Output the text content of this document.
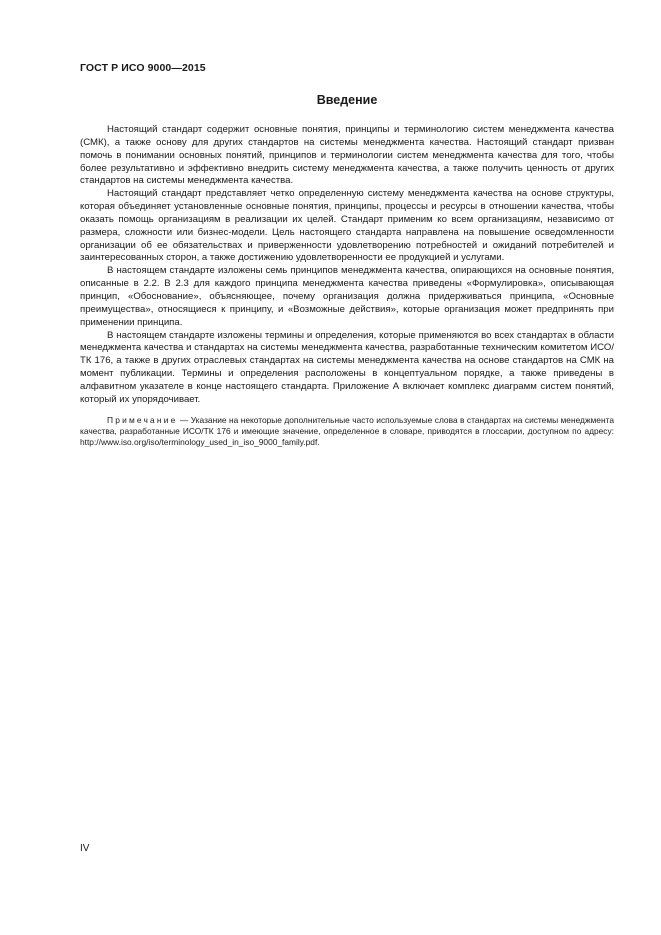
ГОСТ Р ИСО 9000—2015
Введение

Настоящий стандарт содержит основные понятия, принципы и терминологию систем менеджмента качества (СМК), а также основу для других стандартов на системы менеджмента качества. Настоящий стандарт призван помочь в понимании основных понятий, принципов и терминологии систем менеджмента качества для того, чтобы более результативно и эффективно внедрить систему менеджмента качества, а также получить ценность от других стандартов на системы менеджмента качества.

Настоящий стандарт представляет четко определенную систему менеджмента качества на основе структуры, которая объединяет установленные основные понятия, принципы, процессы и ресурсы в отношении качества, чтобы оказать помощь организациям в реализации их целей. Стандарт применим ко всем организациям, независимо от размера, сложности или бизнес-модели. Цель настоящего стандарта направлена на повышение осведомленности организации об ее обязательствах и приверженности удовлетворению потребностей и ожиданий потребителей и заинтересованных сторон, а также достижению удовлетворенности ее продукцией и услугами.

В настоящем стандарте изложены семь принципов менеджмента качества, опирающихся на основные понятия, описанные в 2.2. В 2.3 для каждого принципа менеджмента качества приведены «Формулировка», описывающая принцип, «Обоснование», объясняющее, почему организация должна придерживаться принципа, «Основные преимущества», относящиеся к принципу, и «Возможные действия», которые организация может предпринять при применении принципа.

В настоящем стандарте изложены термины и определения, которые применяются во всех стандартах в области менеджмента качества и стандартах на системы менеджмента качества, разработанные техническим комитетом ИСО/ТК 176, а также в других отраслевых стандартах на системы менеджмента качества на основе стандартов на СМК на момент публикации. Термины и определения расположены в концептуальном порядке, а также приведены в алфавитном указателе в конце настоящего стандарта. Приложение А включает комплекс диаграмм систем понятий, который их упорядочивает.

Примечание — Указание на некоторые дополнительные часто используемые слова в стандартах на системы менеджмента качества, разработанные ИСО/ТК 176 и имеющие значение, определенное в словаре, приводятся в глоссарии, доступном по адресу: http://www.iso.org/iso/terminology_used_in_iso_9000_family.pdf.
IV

▶ Brief: Copy out each line of the records that holds the string "стандарте".

▶ The solution:
В настоящем стандарте изложены семь принципов менеджмента качества, опирающихся на основные понятия, описанные в 2.2. В 2.3 для каждого принципа менеджмента качества приведены «Формулировка», описывающая принцип, «Обоснование», объясняющее, почему организация должна придерживаться принципа, «Основные преимущества», относящиеся к принципу, и «Возможные действия», которые организация может предпринять при применении принципа.
В настоящем стандарте изложены термины и определения, которые применяются во всех стандартах в области менеджмента качества и стандартах на системы менеджмента качества, разработанные техническим комитетом ИСО/ТК 176, а также в других отраслевых стандартах на системы менеджмента качества на основе стандартов на СМК на момент публикации. Термины и определения расположены в концептуальном порядке, а также приведены в алфавитном указателе в конце настоящего стандарта. Приложение А включает комплекс диаграмм систем понятий, который их упорядочивает.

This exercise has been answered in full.